**LISTED ENTRIES**
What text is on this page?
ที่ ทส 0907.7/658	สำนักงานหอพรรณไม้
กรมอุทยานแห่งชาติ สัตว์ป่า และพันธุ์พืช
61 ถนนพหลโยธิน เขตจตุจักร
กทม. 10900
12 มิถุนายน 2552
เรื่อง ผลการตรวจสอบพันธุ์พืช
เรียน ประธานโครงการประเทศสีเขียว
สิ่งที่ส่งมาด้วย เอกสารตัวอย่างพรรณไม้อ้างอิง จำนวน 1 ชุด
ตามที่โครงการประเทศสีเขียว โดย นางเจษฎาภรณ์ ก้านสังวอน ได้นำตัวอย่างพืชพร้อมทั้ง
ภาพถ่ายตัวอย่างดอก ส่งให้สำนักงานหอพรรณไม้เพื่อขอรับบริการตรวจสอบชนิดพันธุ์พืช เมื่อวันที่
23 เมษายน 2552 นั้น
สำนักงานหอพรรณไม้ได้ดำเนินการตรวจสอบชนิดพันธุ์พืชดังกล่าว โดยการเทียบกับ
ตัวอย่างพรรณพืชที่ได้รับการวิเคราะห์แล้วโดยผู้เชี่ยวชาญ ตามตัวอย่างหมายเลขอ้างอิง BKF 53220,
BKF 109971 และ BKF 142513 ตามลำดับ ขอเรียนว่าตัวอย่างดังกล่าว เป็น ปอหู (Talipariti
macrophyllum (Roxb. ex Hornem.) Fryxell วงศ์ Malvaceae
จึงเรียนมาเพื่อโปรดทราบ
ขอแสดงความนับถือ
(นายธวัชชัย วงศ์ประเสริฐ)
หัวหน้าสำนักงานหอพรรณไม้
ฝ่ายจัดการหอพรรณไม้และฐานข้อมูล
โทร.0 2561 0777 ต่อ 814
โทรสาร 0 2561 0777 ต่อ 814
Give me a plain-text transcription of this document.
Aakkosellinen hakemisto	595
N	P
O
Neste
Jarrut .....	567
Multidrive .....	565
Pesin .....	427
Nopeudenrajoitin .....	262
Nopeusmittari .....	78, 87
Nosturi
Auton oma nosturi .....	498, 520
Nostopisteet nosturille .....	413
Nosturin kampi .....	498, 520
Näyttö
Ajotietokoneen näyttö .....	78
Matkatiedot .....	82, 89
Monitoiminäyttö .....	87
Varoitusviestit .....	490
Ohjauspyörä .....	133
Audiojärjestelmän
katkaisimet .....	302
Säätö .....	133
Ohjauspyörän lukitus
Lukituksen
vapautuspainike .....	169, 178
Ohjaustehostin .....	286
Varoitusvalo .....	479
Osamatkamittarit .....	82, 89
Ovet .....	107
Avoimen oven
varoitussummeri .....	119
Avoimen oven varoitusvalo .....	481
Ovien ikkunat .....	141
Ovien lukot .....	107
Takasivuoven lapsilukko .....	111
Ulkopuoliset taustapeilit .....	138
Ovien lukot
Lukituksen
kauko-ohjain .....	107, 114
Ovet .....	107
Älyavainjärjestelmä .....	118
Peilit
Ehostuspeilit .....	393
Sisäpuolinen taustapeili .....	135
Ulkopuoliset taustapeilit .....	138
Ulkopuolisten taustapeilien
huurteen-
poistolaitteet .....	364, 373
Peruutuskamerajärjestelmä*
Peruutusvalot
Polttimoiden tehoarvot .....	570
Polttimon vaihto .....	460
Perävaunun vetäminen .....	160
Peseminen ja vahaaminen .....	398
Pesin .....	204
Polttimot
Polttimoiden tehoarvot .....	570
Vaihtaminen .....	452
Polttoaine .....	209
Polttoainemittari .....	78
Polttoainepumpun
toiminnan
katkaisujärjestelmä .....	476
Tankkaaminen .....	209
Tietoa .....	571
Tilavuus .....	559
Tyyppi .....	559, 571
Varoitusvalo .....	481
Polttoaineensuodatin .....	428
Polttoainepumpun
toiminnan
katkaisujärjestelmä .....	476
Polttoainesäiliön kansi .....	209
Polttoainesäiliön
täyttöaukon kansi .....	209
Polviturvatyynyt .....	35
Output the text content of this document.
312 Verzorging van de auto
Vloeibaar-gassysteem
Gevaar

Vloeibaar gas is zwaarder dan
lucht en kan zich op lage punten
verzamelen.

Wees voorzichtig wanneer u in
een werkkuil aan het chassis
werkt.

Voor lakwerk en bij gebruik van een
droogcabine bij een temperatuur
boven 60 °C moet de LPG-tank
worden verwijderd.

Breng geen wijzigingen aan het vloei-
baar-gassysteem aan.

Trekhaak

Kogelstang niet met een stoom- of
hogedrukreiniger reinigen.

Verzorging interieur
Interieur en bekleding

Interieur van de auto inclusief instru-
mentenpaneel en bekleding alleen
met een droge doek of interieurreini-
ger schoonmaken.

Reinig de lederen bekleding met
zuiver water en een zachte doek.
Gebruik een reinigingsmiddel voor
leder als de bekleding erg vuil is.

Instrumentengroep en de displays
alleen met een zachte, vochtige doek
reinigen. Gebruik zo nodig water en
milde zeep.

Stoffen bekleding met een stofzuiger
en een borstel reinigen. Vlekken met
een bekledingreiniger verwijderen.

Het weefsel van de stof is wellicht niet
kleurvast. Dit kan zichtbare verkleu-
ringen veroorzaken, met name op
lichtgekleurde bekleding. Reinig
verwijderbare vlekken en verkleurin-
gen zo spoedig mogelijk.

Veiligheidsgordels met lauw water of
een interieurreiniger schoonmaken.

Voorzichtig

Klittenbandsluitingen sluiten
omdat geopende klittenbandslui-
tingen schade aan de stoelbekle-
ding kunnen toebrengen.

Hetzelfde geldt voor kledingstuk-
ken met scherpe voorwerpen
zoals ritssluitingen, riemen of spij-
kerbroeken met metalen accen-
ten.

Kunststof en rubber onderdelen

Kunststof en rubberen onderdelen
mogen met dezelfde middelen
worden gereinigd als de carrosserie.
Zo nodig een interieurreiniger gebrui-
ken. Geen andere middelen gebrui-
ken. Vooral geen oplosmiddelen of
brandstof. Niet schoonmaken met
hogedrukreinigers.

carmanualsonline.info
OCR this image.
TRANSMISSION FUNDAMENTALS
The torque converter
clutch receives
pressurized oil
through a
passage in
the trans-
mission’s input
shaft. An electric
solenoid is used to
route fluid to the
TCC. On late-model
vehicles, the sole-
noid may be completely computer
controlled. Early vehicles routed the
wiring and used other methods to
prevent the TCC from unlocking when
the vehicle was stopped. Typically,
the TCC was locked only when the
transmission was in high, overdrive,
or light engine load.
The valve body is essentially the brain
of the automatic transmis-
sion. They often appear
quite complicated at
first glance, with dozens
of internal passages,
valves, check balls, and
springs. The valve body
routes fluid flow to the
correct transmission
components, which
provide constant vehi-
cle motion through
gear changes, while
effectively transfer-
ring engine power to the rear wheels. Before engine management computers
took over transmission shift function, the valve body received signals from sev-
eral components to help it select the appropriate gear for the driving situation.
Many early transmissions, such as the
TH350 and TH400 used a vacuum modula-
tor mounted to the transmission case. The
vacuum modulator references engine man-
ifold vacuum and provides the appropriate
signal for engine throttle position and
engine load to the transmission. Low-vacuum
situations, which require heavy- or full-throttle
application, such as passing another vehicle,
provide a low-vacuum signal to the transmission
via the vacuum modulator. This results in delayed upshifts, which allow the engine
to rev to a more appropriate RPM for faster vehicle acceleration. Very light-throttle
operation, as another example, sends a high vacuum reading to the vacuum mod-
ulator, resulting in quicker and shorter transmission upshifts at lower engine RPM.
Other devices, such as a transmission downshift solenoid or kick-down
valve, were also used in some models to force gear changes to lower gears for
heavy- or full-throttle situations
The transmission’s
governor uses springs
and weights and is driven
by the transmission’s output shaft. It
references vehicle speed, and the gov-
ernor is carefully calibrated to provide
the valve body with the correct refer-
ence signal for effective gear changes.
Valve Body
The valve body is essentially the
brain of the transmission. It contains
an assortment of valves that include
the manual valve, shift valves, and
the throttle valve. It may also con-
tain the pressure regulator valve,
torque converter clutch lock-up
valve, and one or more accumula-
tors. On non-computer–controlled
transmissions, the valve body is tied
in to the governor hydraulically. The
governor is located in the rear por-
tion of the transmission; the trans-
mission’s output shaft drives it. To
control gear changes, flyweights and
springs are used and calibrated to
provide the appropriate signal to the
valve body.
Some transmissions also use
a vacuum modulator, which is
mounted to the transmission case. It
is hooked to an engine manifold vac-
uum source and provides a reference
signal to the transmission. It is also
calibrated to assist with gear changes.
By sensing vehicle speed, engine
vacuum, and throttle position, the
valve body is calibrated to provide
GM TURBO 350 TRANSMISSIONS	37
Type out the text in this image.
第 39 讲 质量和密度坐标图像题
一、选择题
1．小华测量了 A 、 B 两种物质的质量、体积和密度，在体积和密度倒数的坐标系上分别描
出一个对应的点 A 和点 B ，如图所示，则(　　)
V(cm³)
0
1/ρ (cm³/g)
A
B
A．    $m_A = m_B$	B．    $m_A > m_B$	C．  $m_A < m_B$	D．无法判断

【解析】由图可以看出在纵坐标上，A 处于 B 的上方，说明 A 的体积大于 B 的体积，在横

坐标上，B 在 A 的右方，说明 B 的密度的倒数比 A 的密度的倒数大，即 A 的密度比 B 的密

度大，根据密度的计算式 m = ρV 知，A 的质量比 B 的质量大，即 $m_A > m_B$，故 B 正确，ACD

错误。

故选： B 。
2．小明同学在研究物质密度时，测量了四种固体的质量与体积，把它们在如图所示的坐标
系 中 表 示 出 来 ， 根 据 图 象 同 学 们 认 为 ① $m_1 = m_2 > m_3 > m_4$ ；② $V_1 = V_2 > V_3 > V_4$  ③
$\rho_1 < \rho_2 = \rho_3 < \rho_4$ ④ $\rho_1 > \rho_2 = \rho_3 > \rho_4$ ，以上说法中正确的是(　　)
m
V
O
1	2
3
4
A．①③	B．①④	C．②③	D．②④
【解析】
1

**TASK**
Extract all lines that hold the word "heavy".

**SOLUTION TO THIS PROBLEM**
situations, which require heavy- or full-throttle
heavy- or full-throttle situations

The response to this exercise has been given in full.